Текст для чтения.
В статье рассматриваются те эпизоды книги Авдотьи Панаевой "Воспоминания", которые можно было бы условно назвать "Романом о Тургеневе", где великий писатель выступает в роли "антигероя". "Роман о Тургеневе” имеет развитие, кульминацию (уход из "Современника"), свою героиню, а вернее, "антигероиню" - Полину Виардо. Автор статьи предпринимает попытку показать карикатурность и памфлетность многих сцен, связанных с изображением Тургенева в произведении Панаевой, и снять с писателя предъявляемые ею обвинения. Одна из задач работы -выяснить причины стойкой взаимной антипатии двух героев.
Что же касается мемуаров вообще, то я предупреждаю читателя: 20% мемуаров так или иначе фальшивки.
Анна Ахматова, поэт
И если бы мемуаристы не завирались, что бы делали биографы?
Лидия Яновская, архивист
Через шесть лет после смерти Тургенева на его родине, в России, была написана, а затем опубликована книга, где Иван Сергеевич стал едва ли не главным героем. Правда, слово "герой" можно в этом случае заменить на "антигерой". В книге о нем писалось с явной антипатией, и в некоторых местах его изображение граничило с памфлетом. Я говорю о широко известных "Воспоминаниях" Авдотьи Яковлевны Панаевой, хозяйки литературного салона, участницы и свидетельницы редакционных будней журнала "Современник", многолетней подруги Некрасова. В ее мемуарах я насчитала 62 эпизода, так или иначе связанных с Тургеневым. Практически сразу за рассказом мемуаристки о детстве и юности, там, где она начинает повесть о "Современнике", появляется имя Тургенева. И это имя уже не сходит со страниц воспоминаний почти до их конца. Ни од-
ному герою панаевских меморий, кроме Тургенева, такая честь не выпала. Рассмотрим конструкцию "образа Тургенева" в "Воспоминаниях" Панаевой .

Задание. Назовите всех людей, которые упомянуты в тексте для чтения по фамилии. Каждого человека укажите один раз. Отвечайте, опираясь только на текст для чтения.

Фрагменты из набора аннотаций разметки

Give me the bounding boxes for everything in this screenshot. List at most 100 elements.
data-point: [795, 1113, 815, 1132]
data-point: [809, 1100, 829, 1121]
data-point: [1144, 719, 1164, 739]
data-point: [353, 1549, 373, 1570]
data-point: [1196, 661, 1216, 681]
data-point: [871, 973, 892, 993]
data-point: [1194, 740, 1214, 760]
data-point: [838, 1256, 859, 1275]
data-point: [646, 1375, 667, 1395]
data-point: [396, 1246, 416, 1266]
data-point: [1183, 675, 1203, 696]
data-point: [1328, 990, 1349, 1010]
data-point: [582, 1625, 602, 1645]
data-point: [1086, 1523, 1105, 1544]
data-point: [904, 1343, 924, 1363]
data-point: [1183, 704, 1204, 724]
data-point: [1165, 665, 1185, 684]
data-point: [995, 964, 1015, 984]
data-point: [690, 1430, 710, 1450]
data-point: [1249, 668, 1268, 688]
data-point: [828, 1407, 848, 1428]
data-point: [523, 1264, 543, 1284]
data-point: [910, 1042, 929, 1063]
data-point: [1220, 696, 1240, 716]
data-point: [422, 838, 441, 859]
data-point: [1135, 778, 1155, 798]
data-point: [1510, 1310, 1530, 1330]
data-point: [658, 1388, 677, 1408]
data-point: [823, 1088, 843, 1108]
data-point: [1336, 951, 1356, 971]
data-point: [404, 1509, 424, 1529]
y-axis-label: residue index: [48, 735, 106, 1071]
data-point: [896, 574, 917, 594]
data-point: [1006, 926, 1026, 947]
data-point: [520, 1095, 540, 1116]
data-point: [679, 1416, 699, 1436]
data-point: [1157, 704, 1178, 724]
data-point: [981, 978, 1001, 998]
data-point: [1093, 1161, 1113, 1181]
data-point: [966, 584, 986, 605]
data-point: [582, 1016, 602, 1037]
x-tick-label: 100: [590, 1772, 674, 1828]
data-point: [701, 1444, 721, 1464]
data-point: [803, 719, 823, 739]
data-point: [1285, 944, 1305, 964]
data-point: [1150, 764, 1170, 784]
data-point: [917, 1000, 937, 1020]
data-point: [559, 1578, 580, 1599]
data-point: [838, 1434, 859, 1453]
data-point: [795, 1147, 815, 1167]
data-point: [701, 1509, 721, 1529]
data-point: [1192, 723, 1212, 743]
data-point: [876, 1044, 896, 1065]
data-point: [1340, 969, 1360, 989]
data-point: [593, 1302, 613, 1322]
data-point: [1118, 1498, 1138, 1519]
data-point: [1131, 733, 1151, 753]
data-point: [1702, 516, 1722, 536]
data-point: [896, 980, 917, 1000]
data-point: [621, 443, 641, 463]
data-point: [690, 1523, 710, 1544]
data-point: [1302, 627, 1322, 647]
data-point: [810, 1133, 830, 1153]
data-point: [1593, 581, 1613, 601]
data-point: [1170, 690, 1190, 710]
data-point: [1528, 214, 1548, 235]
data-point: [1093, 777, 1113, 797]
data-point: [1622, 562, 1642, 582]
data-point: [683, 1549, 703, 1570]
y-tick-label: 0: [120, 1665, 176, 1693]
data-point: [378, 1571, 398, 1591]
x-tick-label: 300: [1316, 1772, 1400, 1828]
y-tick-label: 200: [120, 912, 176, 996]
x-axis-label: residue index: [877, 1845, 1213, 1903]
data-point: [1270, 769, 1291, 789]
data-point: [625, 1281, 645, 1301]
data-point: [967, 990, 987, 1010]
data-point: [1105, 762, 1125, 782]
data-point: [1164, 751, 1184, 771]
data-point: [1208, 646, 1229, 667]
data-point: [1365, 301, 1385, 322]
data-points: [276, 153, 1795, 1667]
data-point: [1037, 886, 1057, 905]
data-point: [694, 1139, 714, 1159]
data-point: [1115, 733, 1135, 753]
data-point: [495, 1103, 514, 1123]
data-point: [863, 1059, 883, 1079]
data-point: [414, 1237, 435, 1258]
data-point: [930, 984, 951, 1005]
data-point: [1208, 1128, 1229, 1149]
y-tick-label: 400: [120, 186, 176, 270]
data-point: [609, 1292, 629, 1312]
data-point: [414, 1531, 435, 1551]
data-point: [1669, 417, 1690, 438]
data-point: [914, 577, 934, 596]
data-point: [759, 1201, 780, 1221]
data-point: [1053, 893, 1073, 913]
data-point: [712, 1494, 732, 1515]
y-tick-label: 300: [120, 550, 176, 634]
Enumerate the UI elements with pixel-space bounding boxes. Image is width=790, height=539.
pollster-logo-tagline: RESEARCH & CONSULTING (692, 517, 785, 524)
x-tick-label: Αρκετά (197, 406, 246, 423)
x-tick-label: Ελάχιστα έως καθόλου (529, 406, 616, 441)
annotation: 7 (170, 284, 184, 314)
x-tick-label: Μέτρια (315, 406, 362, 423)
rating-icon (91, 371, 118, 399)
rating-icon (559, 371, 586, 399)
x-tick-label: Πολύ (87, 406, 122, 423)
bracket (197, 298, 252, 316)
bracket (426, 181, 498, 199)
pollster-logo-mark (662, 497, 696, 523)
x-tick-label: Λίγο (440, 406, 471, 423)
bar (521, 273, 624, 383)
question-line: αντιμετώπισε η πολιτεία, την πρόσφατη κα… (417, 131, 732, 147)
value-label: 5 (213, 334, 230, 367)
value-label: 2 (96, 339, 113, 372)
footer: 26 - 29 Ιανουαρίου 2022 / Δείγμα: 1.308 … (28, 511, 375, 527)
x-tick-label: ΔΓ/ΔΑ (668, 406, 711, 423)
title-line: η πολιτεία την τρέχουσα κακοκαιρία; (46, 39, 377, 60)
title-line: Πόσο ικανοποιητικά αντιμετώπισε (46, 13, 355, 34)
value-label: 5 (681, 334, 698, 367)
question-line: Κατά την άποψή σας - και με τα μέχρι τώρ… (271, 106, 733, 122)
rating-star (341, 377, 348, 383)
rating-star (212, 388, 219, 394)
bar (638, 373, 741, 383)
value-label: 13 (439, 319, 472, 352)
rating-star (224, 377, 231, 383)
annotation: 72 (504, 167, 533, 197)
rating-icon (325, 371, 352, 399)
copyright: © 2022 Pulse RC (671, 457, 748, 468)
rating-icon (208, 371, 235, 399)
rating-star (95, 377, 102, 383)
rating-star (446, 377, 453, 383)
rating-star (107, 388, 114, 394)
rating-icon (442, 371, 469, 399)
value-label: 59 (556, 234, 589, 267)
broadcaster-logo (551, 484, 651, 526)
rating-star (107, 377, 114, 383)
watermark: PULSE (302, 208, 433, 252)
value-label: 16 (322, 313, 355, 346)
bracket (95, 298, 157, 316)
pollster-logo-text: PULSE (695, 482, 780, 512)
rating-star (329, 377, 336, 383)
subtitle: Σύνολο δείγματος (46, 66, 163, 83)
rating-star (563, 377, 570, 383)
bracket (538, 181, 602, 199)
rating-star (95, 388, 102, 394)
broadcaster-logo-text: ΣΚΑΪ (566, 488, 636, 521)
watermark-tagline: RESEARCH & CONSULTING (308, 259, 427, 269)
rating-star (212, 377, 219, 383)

Ответ. Авдотья Панаева, Тургенев, Полина Виардо, Анна Ахматова, Лидия Яновская, Некрасов.